▶ **What you should do**
Check each line of the entries below for the string "sofa"; copy every line where it appears.

◇ ◇ ◇ ◇ ◇

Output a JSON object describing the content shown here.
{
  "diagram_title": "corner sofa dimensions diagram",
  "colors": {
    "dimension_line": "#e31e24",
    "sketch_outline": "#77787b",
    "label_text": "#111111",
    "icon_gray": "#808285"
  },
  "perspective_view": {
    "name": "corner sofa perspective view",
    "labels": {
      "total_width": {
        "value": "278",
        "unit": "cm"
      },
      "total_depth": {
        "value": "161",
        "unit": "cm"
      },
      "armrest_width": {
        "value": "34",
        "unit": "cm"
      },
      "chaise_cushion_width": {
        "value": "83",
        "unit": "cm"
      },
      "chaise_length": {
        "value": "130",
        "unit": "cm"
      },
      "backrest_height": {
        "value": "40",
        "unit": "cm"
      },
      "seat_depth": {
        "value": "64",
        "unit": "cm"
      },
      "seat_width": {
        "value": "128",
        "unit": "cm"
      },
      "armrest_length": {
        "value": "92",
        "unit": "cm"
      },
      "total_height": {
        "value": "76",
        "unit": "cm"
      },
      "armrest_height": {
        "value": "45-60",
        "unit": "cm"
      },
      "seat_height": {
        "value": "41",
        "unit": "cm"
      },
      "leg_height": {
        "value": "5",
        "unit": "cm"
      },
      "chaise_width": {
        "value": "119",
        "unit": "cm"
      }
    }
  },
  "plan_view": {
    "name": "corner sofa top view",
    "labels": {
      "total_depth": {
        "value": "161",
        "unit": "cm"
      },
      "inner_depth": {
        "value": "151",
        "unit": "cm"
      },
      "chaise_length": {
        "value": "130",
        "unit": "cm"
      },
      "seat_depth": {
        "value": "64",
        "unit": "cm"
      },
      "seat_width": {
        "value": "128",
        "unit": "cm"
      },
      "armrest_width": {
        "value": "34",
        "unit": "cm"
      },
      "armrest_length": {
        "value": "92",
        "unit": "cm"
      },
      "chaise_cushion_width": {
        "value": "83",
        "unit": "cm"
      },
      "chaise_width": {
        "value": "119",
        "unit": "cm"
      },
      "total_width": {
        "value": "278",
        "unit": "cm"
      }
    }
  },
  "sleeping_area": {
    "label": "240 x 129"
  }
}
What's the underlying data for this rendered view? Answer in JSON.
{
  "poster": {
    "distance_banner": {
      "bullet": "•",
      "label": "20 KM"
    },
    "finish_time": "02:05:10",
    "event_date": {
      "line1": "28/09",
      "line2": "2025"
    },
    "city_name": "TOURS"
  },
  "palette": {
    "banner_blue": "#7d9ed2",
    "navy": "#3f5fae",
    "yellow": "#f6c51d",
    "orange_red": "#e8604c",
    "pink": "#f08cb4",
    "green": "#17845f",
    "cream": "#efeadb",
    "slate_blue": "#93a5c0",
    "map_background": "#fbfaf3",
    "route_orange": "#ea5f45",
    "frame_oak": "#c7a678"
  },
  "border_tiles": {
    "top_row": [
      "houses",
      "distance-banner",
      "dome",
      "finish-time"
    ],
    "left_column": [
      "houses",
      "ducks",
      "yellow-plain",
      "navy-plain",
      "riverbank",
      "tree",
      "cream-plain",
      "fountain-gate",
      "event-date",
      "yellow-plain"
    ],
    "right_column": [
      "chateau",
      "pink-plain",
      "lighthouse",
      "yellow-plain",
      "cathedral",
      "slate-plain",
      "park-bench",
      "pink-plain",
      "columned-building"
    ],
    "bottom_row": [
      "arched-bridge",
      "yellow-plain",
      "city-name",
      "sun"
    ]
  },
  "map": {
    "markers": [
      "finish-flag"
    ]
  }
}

◇ ◇ ◇ ◇ ◇

▶ **Correct result**
  "diagram_title": "corner sofa dimensions diagram",
    "name": "corner sofa perspective view",
    "name": "corner sofa top view",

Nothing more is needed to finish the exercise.